§ **Given request**
Render the material again word for word, skipping the pictures in it.

§ **Material provided**
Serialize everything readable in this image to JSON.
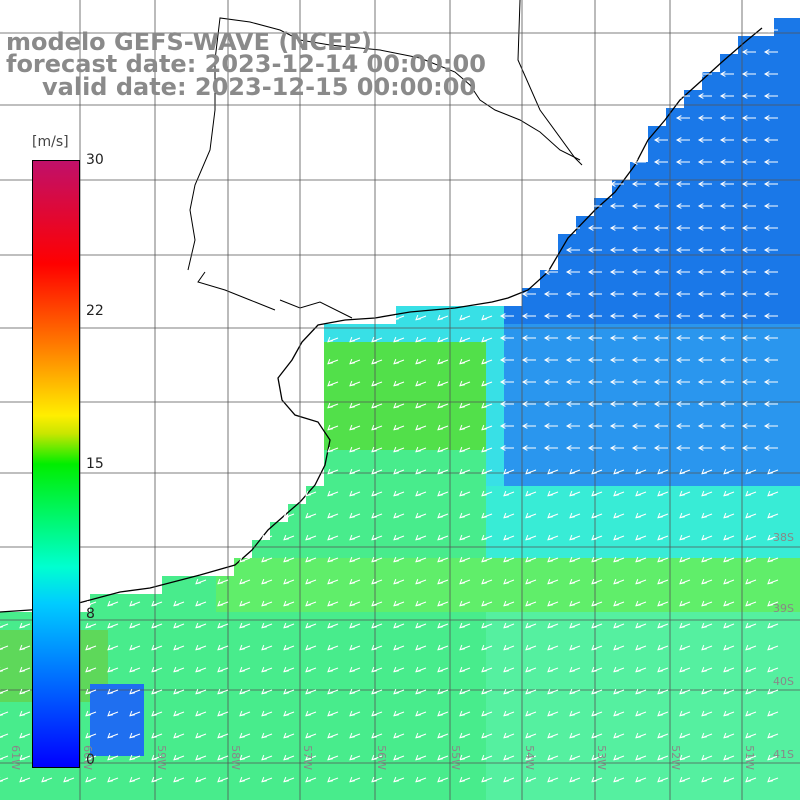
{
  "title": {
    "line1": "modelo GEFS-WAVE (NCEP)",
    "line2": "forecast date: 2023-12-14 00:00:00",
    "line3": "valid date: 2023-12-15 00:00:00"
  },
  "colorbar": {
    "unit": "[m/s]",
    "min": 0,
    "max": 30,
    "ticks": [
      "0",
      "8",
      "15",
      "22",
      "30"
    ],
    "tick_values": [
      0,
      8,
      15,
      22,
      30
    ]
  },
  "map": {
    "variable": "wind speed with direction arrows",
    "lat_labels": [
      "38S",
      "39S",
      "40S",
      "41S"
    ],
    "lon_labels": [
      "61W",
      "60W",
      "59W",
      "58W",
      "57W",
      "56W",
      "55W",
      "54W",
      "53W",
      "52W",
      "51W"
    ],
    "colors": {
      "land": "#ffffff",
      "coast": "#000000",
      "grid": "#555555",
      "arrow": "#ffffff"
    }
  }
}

§ **Exercise response**
Serialize everything readable in this image to JSON.
{
  "title": {
    "line1": "modelo GEFS-WAVE (NCEP)",
    "line2": "forecast date: 2023-12-14 00:00:00",
    "line3": "valid date: 2023-12-15 00:00:00"
  },
  "colorbar": {
    "unit": "[m/s]",
    "min": 0,
    "max": 30,
    "ticks": [
      "0",
      "8",
      "15",
      "22",
      "30"
    ],
    "tick_values": [
      0,
      8,
      15,
      22,
      30
    ]
  },
  "map": {
    "variable": "wind speed with direction arrows",
    "lat_labels": [
      "38S",
      "39S",
      "40S",
      "41S"
    ],
    "lon_labels": [
      "61W",
      "60W",
      "59W",
      "58W",
      "57W",
      "56W",
      "55W",
      "54W",
      "53W",
      "52W",
      "51W"
    ],
    "colors": {
      "land": "#ffffff",
      "coast": "#000000",
      "grid": "#555555",
      "arrow": "#ffffff"
    }
  }
}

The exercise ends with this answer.